(Task to carry out):
Wherever the string "plot" appears in the listing, copy that line.

═══ Data listing

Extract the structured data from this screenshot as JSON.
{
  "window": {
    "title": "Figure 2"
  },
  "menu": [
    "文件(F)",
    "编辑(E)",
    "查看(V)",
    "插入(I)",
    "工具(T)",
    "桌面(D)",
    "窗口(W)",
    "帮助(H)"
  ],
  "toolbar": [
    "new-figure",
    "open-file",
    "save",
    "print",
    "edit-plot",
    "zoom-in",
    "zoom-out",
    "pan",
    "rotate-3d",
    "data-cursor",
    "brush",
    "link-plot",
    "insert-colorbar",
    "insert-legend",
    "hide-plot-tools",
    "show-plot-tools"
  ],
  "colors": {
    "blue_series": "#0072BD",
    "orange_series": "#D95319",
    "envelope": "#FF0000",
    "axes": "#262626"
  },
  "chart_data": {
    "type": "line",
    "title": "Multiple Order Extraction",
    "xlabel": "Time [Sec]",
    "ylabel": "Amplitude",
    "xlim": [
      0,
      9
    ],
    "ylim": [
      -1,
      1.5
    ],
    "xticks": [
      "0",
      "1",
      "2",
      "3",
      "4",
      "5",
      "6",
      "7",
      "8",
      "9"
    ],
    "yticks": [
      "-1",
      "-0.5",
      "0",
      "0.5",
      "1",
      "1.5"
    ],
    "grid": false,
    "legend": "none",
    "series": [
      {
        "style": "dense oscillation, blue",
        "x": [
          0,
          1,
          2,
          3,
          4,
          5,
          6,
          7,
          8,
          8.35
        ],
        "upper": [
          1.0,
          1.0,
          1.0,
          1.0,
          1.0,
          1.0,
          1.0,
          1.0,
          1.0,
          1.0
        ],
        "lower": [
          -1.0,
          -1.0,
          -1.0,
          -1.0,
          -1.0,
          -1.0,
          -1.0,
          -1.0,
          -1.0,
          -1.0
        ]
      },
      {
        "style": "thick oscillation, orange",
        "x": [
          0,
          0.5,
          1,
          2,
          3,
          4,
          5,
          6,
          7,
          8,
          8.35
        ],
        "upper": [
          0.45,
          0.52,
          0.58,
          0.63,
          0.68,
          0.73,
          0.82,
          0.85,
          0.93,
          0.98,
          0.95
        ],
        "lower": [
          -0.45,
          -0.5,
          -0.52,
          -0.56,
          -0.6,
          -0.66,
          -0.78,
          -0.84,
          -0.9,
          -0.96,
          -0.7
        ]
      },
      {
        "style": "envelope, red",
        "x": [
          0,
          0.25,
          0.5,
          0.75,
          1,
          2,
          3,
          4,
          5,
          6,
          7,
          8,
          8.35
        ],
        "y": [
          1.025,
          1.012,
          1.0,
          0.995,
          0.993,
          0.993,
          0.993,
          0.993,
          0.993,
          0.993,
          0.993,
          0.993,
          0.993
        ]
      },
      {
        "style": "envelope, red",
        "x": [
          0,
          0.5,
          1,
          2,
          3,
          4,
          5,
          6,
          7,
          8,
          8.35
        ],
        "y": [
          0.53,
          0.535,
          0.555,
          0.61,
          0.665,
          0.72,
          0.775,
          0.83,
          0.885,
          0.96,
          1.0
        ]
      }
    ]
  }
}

══════

(Answer in full):
    "edit-plot",
    "link-plot",
    "hide-plot-tools",
    "show-plot-tools"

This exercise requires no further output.